### WHAT YOU ARE ASKED TO DO:
Gather all lines in the entries below that include the word "tutta".

Records excerpted from a collection:
<<<<

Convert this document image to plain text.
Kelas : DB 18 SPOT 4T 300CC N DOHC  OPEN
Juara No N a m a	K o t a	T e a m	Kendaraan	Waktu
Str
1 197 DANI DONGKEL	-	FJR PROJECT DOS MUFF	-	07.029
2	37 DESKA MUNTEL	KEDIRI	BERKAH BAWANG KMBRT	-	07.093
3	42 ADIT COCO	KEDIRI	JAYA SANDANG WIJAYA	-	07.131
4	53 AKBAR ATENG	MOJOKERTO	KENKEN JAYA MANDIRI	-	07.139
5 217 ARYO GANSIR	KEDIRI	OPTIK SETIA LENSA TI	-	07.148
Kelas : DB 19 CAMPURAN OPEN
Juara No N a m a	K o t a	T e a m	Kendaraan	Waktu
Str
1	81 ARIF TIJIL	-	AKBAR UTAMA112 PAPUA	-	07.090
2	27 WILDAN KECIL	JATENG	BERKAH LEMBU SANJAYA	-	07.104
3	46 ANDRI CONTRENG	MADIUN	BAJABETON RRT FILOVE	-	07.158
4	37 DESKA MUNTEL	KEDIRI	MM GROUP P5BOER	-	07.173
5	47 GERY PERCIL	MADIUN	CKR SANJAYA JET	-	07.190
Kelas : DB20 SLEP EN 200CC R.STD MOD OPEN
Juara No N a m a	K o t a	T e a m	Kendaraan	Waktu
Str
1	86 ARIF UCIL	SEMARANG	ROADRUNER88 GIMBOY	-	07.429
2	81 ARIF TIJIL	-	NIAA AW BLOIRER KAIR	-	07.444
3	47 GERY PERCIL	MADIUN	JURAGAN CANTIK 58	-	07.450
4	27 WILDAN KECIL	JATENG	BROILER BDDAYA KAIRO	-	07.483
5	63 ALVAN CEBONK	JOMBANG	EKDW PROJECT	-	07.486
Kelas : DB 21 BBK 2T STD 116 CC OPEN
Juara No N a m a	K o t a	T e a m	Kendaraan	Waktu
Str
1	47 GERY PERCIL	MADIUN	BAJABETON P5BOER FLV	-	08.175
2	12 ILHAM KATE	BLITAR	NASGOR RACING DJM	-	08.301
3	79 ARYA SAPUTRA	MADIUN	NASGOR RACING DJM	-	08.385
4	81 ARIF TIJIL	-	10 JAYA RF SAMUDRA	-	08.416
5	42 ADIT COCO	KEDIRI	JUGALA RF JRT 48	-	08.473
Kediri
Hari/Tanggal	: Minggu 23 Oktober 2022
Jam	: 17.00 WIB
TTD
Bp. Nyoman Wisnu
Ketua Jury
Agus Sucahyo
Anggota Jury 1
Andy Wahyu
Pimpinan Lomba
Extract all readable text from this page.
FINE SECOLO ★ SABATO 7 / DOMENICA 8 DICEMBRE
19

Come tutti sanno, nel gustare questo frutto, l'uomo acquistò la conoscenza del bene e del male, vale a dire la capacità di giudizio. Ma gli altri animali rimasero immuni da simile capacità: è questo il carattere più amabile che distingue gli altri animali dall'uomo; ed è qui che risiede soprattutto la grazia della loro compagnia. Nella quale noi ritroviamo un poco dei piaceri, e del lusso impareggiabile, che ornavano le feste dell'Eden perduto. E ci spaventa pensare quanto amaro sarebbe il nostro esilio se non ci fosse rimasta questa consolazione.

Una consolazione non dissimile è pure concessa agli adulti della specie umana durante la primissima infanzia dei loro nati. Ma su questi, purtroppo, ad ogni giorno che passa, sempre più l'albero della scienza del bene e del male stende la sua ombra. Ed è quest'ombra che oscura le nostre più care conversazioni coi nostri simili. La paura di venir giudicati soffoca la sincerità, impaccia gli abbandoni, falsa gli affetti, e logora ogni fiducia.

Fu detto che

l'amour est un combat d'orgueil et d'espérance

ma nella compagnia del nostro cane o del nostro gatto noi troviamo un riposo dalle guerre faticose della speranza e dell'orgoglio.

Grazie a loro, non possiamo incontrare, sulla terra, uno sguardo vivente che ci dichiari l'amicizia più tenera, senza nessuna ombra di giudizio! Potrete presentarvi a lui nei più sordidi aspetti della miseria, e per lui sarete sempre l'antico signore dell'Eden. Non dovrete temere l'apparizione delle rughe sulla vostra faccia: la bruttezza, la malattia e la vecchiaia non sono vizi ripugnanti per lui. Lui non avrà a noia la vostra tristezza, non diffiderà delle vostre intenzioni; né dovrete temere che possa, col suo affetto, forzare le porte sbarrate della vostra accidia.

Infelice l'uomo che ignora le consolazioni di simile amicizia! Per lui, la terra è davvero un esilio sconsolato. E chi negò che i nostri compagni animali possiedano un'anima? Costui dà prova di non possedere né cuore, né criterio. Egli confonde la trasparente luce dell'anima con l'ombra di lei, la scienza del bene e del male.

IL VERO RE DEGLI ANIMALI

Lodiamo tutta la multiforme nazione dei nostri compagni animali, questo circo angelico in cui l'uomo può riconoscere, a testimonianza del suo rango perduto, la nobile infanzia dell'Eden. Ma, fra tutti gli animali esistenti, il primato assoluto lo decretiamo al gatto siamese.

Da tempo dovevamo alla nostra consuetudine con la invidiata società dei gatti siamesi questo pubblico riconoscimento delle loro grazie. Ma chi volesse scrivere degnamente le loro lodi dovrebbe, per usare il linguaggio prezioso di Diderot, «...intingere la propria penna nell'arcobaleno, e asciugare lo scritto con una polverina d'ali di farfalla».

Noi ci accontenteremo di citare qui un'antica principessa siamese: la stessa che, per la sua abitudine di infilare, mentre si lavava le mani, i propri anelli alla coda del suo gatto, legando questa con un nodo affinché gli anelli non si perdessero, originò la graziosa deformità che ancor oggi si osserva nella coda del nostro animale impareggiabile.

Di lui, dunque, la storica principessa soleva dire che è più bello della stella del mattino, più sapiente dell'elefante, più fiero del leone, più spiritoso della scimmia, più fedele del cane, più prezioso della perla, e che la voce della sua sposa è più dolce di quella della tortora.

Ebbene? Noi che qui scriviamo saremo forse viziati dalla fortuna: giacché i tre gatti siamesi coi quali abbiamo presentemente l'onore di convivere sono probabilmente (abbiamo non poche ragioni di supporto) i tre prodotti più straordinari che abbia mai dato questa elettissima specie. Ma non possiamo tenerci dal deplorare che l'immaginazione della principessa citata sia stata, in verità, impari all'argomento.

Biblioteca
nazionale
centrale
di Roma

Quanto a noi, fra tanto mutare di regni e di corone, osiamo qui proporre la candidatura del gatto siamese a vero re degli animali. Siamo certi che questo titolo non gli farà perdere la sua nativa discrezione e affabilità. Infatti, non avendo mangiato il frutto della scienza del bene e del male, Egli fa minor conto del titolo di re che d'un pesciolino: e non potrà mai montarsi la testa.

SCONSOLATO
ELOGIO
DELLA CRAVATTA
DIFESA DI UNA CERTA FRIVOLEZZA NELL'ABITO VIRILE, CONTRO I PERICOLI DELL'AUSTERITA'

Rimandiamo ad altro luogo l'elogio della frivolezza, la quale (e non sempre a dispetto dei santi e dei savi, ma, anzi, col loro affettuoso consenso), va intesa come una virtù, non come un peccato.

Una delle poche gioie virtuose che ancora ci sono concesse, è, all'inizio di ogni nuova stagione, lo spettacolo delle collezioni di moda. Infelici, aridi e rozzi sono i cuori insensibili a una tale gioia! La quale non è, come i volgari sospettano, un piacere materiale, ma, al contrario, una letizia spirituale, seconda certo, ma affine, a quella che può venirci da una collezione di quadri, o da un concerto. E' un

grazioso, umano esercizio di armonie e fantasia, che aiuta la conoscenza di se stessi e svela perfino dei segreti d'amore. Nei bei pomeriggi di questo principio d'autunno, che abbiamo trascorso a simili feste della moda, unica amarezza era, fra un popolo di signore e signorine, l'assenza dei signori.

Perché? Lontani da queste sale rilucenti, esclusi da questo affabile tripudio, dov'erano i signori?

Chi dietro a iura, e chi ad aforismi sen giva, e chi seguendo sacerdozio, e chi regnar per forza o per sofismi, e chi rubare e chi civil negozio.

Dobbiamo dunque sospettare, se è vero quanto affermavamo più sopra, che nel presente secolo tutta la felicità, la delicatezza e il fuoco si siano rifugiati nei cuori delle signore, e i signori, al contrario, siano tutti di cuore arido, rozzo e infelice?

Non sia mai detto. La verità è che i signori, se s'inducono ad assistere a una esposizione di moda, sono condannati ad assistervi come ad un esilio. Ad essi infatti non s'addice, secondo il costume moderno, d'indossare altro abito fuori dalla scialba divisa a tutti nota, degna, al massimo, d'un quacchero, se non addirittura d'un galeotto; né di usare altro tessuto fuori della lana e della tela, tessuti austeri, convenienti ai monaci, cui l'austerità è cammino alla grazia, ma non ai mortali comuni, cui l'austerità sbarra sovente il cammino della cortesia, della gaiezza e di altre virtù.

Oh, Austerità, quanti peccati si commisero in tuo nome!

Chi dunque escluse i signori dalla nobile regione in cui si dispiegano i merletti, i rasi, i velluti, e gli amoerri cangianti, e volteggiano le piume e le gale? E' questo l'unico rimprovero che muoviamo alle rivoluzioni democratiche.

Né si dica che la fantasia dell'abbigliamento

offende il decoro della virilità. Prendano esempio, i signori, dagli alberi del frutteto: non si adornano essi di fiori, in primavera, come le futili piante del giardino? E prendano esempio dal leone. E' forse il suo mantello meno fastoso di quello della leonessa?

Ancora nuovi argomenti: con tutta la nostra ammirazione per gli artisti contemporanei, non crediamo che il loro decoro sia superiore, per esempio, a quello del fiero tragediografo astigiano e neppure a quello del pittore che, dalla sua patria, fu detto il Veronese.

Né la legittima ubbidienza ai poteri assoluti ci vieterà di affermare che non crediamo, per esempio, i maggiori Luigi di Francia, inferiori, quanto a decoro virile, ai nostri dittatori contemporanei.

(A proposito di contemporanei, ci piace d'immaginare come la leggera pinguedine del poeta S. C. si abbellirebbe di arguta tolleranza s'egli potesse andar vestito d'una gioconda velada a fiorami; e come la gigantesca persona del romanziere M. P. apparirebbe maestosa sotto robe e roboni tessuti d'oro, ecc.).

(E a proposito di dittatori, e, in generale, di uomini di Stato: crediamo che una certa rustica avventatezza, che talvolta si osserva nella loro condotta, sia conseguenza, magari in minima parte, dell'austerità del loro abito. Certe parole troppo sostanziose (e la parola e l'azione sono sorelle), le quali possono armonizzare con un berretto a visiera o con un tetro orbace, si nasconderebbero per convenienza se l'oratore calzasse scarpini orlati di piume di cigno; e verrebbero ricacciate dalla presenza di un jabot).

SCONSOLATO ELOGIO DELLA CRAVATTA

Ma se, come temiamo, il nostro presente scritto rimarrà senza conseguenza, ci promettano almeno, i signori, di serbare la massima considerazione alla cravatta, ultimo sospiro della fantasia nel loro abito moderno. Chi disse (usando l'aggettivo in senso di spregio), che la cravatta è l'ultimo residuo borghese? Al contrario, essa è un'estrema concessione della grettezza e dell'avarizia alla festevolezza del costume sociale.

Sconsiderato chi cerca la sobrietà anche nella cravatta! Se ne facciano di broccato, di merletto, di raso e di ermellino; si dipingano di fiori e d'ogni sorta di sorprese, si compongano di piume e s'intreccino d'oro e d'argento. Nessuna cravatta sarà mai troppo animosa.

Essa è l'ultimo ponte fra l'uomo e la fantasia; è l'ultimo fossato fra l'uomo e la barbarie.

>>>>

### RESULT FOR THIS TASK:
Lodiamo tutta la multiforme nazione dei nostri compagni animali, questo circo angelico in cui l'uomo può riconoscere, a testimonianza del suo rango perduto, la nobile infanzia dell'Eden. Ma, fra tutti gli animali esistenti, il primato assoluto lo decretiamo al gatto siamese.
Dobbiamo dunque sospettare, se è vero quanto affermavamo più sopra, che nel presente secolo tutta la felicità, la delicatezza e il fuoco si siano rifugiati nei cuori delle signore, e i signori, al contrario, siano tutti di cuore arido, rozzo e infelice?
Ancora nuovi argomenti: con tutta la nostra ammirazione per gli artisti contemporanei, non crediamo che il loro decoro sia superiore, per esempio, a quello del fiero tragediografo astigiano e neppure a quello del pittore che, dalla sua patria, fu detto il Veronese.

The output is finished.